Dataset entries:
"""

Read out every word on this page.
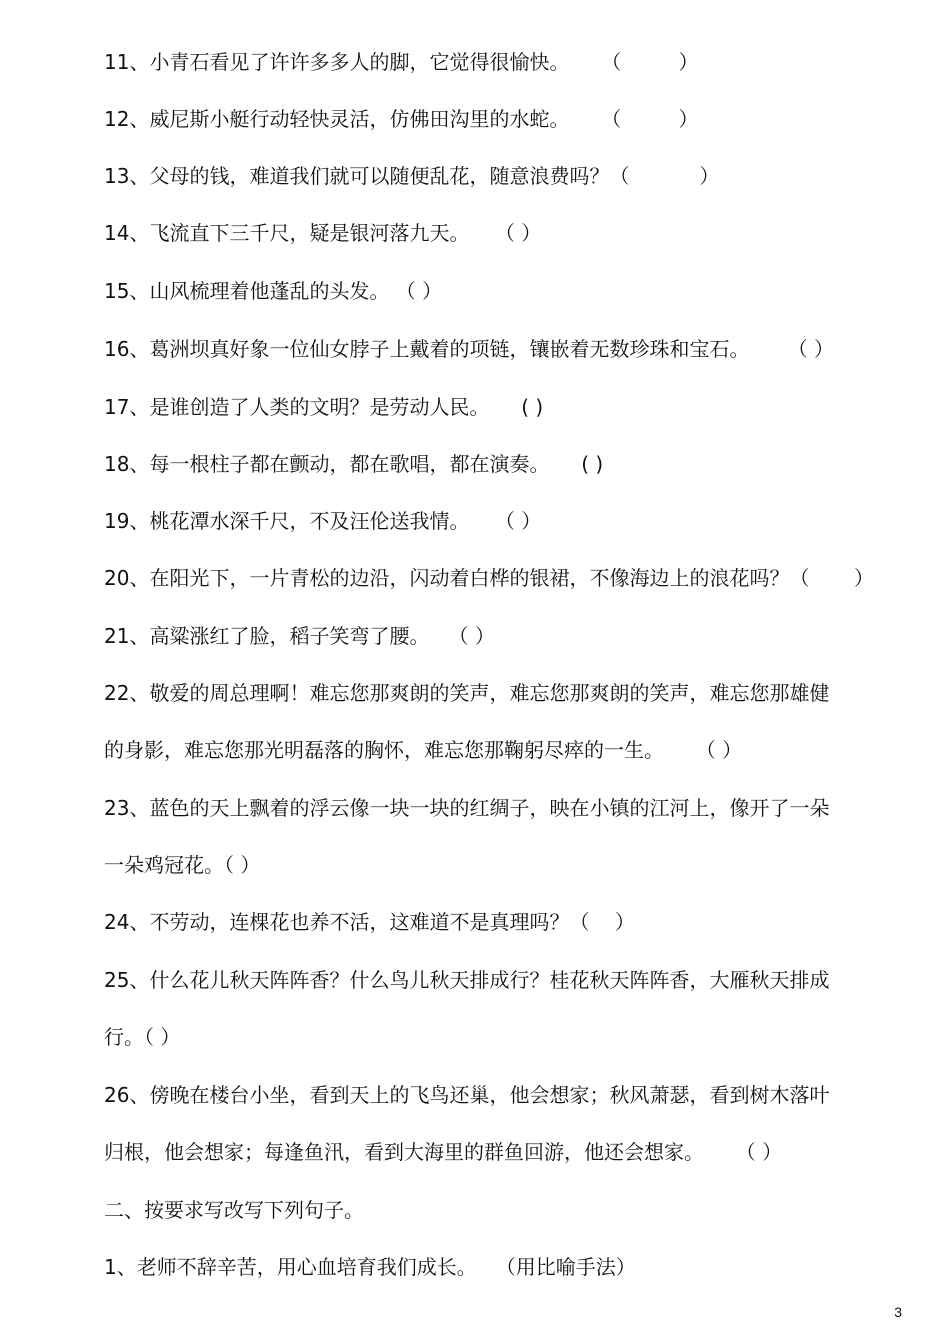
11、小青石看见了许许多多人的脚，它觉得很愉快。     （         ）
12、威尼斯小艇行动轻快灵活，仿佛田沟里的水蛇。     （         ）
13、父母的钱，难道我们就可以随便乱花，随意浪费吗？（           ）
14、飞流直下三千尺，疑是银河落九天。    （ ）
15、山风梳理着他蓬乱的头发。 （ ）
16、葛洲坝真好象一位仙女脖子上戴着的项链，镶嵌着无数珍珠和宝石。      （ ）
17、是谁创造了人类的文明？是劳动人民。     ( )
18、每一根柱子都在颤动，都在歌唱，都在演奏。     ( )
19、桃花潭水深千尺，不及汪伦送我情。    （ ）
20、在阳光下，一片青松的边沿，闪动着白桦的银裙，不像海边上的浪花吗？（       ）
21、高粱涨红了脸，稻子笑弯了腰。   （ ）
22、敬爱的周总理啊！难忘您那爽朗的笑声，难忘您那爽朗的笑声，难忘您那雄健
的身影，难忘您那光明磊落的胸怀，难忘您那鞠躬尽瘁的一生。     （ ）
23、蓝色的天上飘着的浮云像一块一块的红绸子，映在小镇的江河上，像开了一朵
一朵鸡冠花。（ ）
24、不劳动，连棵花也养不活，这难道不是真理吗？（    ）
25、什么花儿秋天阵阵香？什么鸟儿秋天排成行？桂花秋天阵阵香，大雁秋天排成
行。（ ）
26、傍晚在楼台小坐，看到天上的飞鸟还巢，他会想家；秋风萧瑟，看到树木落叶
归根，他会想家；每逢鱼汛，看到大海里的群鱼回游，他还会想家。     （ ）
二、按要求写改写下列句子。
1、老师不辞辛苦，用心血培育我们成长。   （用比喻手法）
3
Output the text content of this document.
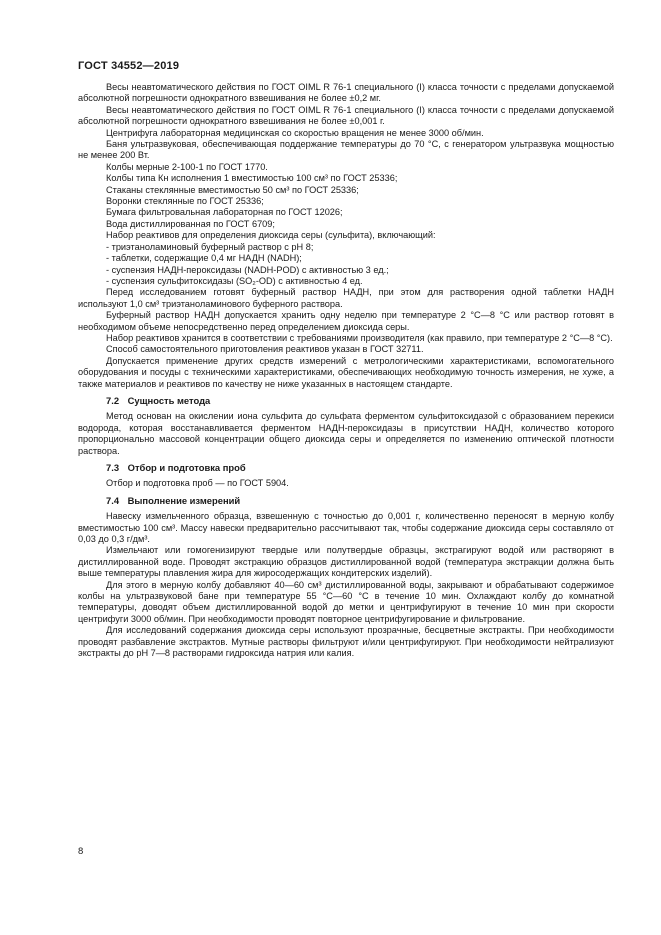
ГОСТ 34552—2019

Весы неавтоматического действия по ГОСТ OIML R 76-1 специального (I) класса точности с пределами допускаемой абсолютной погрешности однократного взвешивания не более ±0,2 мг.

Весы неавтоматического действия по ГОСТ OIML R 76-1 специального (I) класса точности с пределами допускаемой абсолютной погрешности однократного взвешивания не более ±0,001 г.

Центрифуга лабораторная медицинская со скоростью вращения не менее 3000 об/мин.

Баня ультразвуковая, обеспечивающая поддержание температуры до 70 °С, с генератором ультразвука мощностью не менее 200 Вт.

Колбы мерные 2-100-1 по ГОСТ 1770.

Колбы типа Кн исполнения 1 вместимостью 100 см³ по ГОСТ 25336;

Стаканы стеклянные вместимостью 50 см³ по ГОСТ 25336;

Воронки стеклянные по ГОСТ 25336;

Бумага фильтровальная лабораторная по ГОСТ 12026;

Вода дистиллированная по ГОСТ 6709;

Набор реактивов для определения диоксида серы (сульфита), включающий:

- триэтаноламиновый буферный раствор с pH 8;

- таблетки, содержащие 0,4 мг НАДН (NADH);

- суспензия НАДН-пероксидазы (NADH-POD) с активностью 3 ед.;

- суспензия сульфитоксидазы (SO₂-OD) с активностью 4 ед.

Перед исследованием готовят буферный раствор НАДН, при этом для растворения одной таблетки НАДН используют 1,0 см³ триэтаноламинового буферного раствора.

Буферный раствор НАДН допускается хранить одну неделю при температуре 2 °С—8 °С или раствор готовят в необходимом объеме непосредственно перед определением диоксида серы.

Набор реактивов хранится в соответствии с требованиями производителя (как правило, при температуре 2 °С—8 °С).

Способ самостоятельного приготовления реактивов указан в ГОСТ 32711.

Допускается применение других средств измерений с метрологическими характеристиками, вспомогательного оборудования и посуды с техническими характеристиками, обеспечивающих необходимую точность измерения, не хуже, а также материалов и реактивов по качеству не ниже указанных в настоящем стандарте.

7.2 Сущность метода

Метод основан на окислении иона сульфита до сульфата ферментом сульфитоксидазой с образованием перекиси водорода, которая восстанавливается ферментом НАДН-пероксидазы в присутствии НАДН, количество которого пропорционально массовой концентрации общего диоксида серы и определяется по изменению оптической плотности раствора.

7.3 Отбор и подготовка проб

Отбор и подготовка проб — по ГОСТ 5904.

7.4 Выполнение измерений

Навеску измельченного образца, взвешенную с точностью до 0,001 г, количественно переносят в мерную колбу вместимостью 100 см³. Массу навески предварительно рассчитывают так, чтобы содержание диоксида серы составляло от 0,03 до 0,3 г/дм³.

Измельчают или гомогенизируют твердые или полутвердые образцы, экстрагируют водой или растворяют в дистиллированной воде. Проводят экстракцию образцов дистиллированной водой (температура экстракции должна быть выше температуры плавления жира для жиросодержащих кондитерских изделий).

Для этого в мерную колбу добавляют 40—60 см³ дистиллированной воды, закрывают и обрабатывают содержимое колбы на ультразвуковой бане при температуре 55 °С—60 °С в течение 10 мин. Охлаждают колбу до комнатной температуры, доводят объем дистиллированной водой до метки и центрифугируют в течение 10 мин при скорости центрифуги 3000 об/мин. При необходимости проводят повторное центрифугирование и фильтрование.

Для исследований содержания диоксида серы используют прозрачные, бесцветные экстракты. При необходимости проводят разбавление экстрактов. Мутные растворы фильтруют и/или центрифугируют. При необходимости нейтрализуют экстракты до pH 7—8 растворами гидроксида натрия или калия.

8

"""

OBJECTIVE:
All of the data above should be quoted exactly, except for the pictures.

ANSWER TO THIS TASK:
Read out every word on this page.
11、小青石看见了许许多多人的脚，它觉得很愉快。     （         ）
12、威尼斯小艇行动轻快灵活，仿佛田沟里的水蛇。     （         ）
13、父母的钱，难道我们就可以随便乱花，随意浪费吗？（           ）
14、飞流直下三千尺，疑是银河落九天。    （ ）
15、山风梳理着他蓬乱的头发。 （ ）
16、葛洲坝真好象一位仙女脖子上戴着的项链，镶嵌着无数珍珠和宝石。      （ ）
17、是谁创造了人类的文明？是劳动人民。     ( )
18、每一根柱子都在颤动，都在歌唱，都在演奏。     ( )
19、桃花潭水深千尺，不及汪伦送我情。    （ ）
20、在阳光下，一片青松的边沿，闪动着白桦的银裙，不像海边上的浪花吗？（       ）
21、高粱涨红了脸，稻子笑弯了腰。   （ ）
22、敬爱的周总理啊！难忘您那爽朗的笑声，难忘您那爽朗的笑声，难忘您那雄健
的身影，难忘您那光明磊落的胸怀，难忘您那鞠躬尽瘁的一生。     （ ）
23、蓝色的天上飘着的浮云像一块一块的红绸子，映在小镇的江河上，像开了一朵
一朵鸡冠花。（ ）
24、不劳动，连棵花也养不活，这难道不是真理吗？（    ）
25、什么花儿秋天阵阵香？什么鸟儿秋天排成行？桂花秋天阵阵香，大雁秋天排成
行。（ ）
26、傍晚在楼台小坐，看到天上的飞鸟还巢，他会想家；秋风萧瑟，看到树木落叶
归根，他会想家；每逢鱼汛，看到大海里的群鱼回游，他还会想家。     （ ）
二、按要求写改写下列句子。
1、老师不辞辛苦，用心血培育我们成长。   （用比喻手法）
3
Output the text content of this document.
ГОСТ 34552—2019

Весы неавтоматического действия по ГОСТ OIML R 76-1 специального (I) класса точности с пределами допускаемой абсолютной погрешности однократного взвешивания не более ±0,2 мг.

Весы неавтоматического действия по ГОСТ OIML R 76-1 специального (I) класса точности с пределами допускаемой абсолютной погрешности однократного взвешивания не более ±0,001 г.

Центрифуга лабораторная медицинская со скоростью вращения не менее 3000 об/мин.

Баня ультразвуковая, обеспечивающая поддержание температуры до 70 °С, с генератором ультразвука мощностью не менее 200 Вт.

Колбы мерные 2-100-1 по ГОСТ 1770.

Колбы типа Кн исполнения 1 вместимостью 100 см³ по ГОСТ 25336;

Стаканы стеклянные вместимостью 50 см³ по ГОСТ 25336;

Воронки стеклянные по ГОСТ 25336;

Бумага фильтровальная лабораторная по ГОСТ 12026;

Вода дистиллированная по ГОСТ 6709;

Набор реактивов для определения диоксида серы (сульфита), включающий:

- триэтаноламиновый буферный раствор с pH 8;

- таблетки, содержащие 0,4 мг НАДН (NADH);

- суспензия НАДН-пероксидазы (NADH-POD) с активностью 3 ед.;

- суспензия сульфитоксидазы (SO₂-OD) с активностью 4 ед.

Перед исследованием готовят буферный раствор НАДН, при этом для растворения одной таблетки НАДН используют 1,0 см³ триэтаноламинового буферного раствора.

Буферный раствор НАДН допускается хранить одну неделю при температуре 2 °С—8 °С или раствор готовят в необходимом объеме непосредственно перед определением диоксида серы.

Набор реактивов хранится в соответствии с требованиями производителя (как правило, при температуре 2 °С—8 °С).

Способ самостоятельного приготовления реактивов указан в ГОСТ 32711.

Допускается применение других средств измерений с метрологическими характеристиками, вспомогательного оборудования и посуды с техническими характеристиками, обеспечивающих необходимую точность измерения, не хуже, а также материалов и реактивов по качеству не ниже указанных в настоящем стандарте.

7.2 Сущность метода

Метод основан на окислении иона сульфита до сульфата ферментом сульфитоксидазой с образованием перекиси водорода, которая восстанавливается ферментом НАДН-пероксидазы в присутствии НАДН, количество которого пропорционально массовой концентрации общего диоксида серы и определяется по изменению оптической плотности раствора.

7.3 Отбор и подготовка проб

Отбор и подготовка проб — по ГОСТ 5904.

7.4 Выполнение измерений

Навеску измельченного образца, взвешенную с точностью до 0,001 г, количественно переносят в мерную колбу вместимостью 100 см³. Массу навески предварительно рассчитывают так, чтобы содержание диоксида серы составляло от 0,03 до 0,3 г/дм³.

Измельчают или гомогенизируют твердые или полутвердые образцы, экстрагируют водой или растворяют в дистиллированной воде. Проводят экстракцию образцов дистиллированной водой (температура экстракции должна быть выше температуры плавления жира для жиросодержащих кондитерских изделий).

Для этого в мерную колбу добавляют 40—60 см³ дистиллированной воды, закрывают и обрабатывают содержимое колбы на ультразвуковой бане при температуре 55 °С—60 °С в течение 10 мин. Охлаждают колбу до комнатной температуры, доводят объем дистиллированной водой до метки и центрифугируют в течение 10 мин при скорости центрифуги 3000 об/мин. При необходимости проводят повторное центрифугирование и фильтрование.

Для исследований содержания диоксида серы используют прозрачные, бесцветные экстракты. При необходимости проводят разбавление экстрактов. Мутные растворы фильтруют и/или центрифугируют. При необходимости нейтрализуют экстракты до pH 7—8 растворами гидроксида натрия или калия.

8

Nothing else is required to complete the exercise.